* _YOUR GOAL_: Which lines hold the word "PERSEKUTUAN"? Copy each of them.

* _SOURCE RECORDS_:

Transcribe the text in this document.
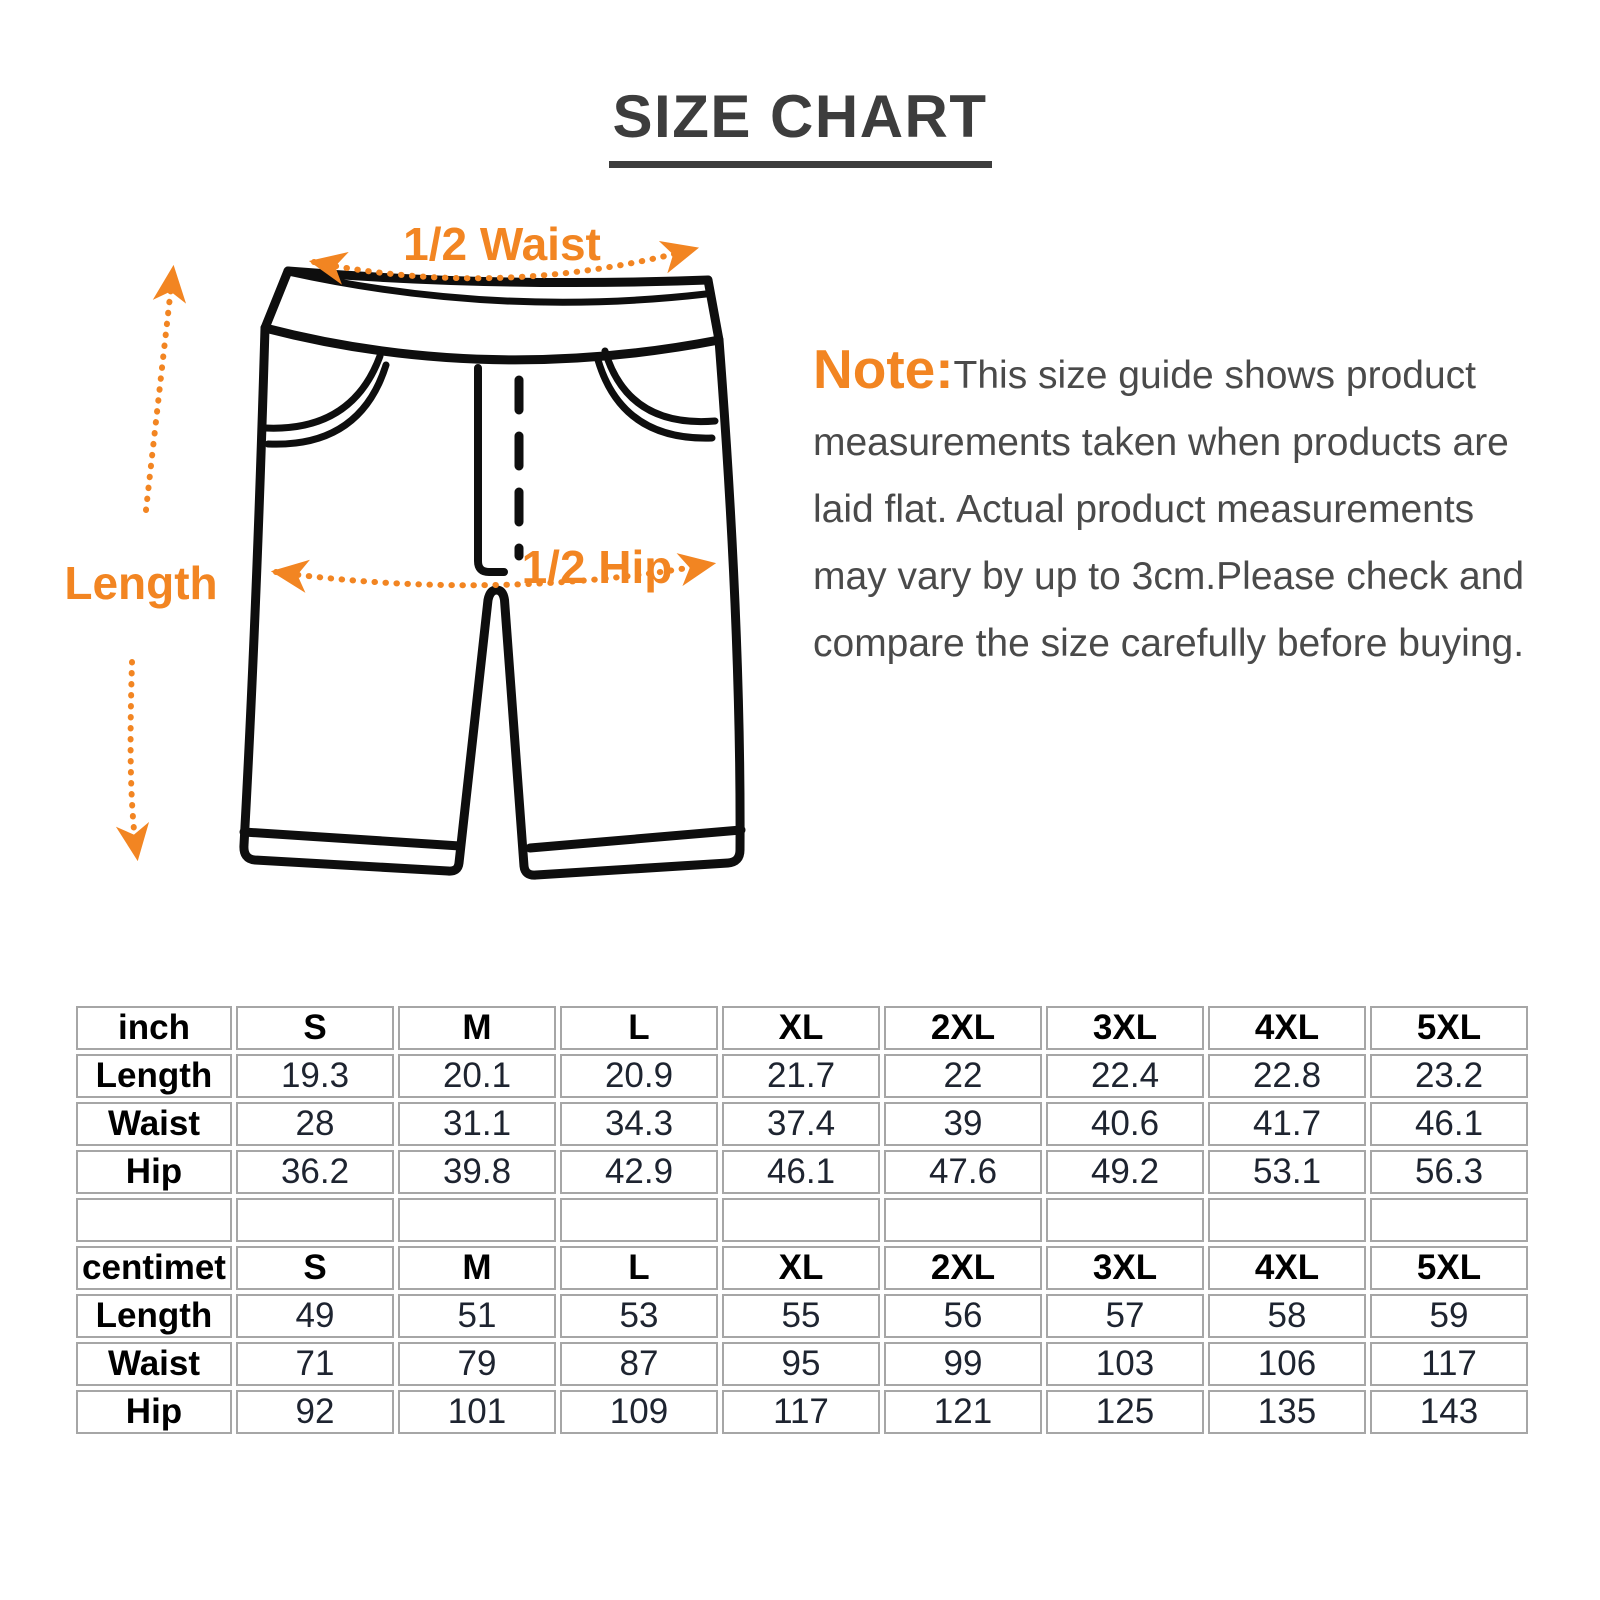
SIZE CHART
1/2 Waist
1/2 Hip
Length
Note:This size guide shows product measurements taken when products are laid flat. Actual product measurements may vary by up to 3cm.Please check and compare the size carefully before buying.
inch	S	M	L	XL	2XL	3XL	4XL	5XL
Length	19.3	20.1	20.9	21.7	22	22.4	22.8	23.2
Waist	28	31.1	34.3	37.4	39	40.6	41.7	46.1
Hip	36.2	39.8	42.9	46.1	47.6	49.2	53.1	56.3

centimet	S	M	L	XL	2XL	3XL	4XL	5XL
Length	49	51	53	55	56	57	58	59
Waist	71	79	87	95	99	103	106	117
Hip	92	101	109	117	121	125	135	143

==

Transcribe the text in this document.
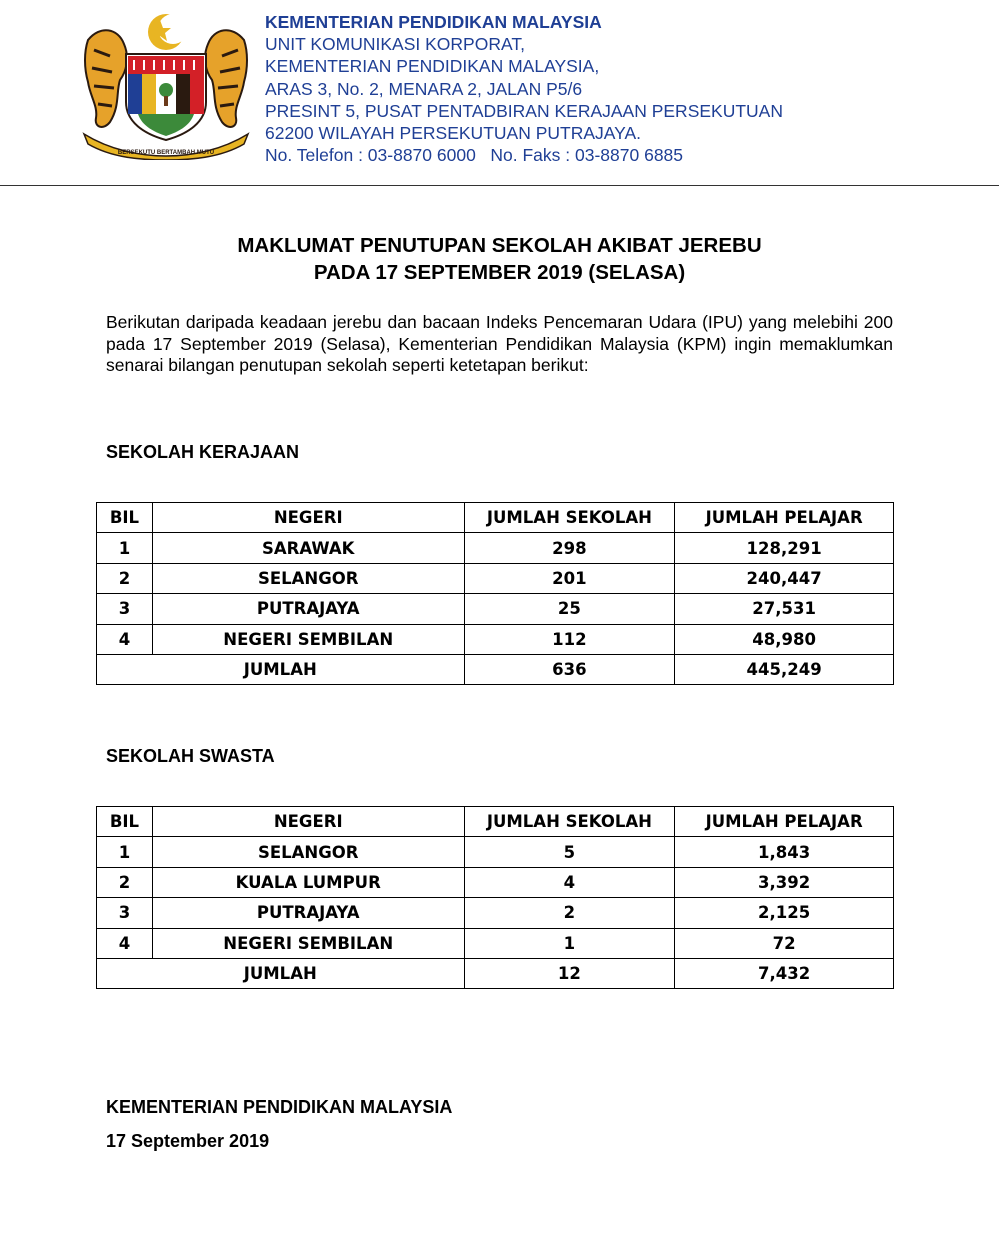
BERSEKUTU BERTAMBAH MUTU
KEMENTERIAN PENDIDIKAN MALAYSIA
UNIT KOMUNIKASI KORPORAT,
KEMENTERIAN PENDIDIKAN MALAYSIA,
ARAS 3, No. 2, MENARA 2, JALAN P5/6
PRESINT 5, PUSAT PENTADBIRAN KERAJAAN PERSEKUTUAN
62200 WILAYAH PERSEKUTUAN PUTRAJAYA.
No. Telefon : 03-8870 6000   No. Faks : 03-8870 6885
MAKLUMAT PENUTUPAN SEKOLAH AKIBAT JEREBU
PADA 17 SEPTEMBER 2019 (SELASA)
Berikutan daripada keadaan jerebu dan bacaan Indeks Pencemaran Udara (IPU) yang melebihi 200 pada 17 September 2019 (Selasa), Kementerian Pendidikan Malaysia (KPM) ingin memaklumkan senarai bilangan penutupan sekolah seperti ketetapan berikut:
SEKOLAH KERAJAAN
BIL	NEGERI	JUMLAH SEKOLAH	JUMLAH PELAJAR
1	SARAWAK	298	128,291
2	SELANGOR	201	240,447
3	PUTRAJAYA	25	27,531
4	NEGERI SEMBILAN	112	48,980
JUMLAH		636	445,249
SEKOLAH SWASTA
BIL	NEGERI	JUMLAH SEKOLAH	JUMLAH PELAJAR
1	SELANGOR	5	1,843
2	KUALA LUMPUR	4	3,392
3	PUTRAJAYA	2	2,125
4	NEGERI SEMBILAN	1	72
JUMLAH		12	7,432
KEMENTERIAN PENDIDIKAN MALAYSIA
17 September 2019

* _WRITTEN SOLUTION_:
PRESINT 5, PUSAT PENTADBIRAN KERAJAAN PERSEKUTUAN
62200 WILAYAH PERSEKUTUAN PUTRAJAYA.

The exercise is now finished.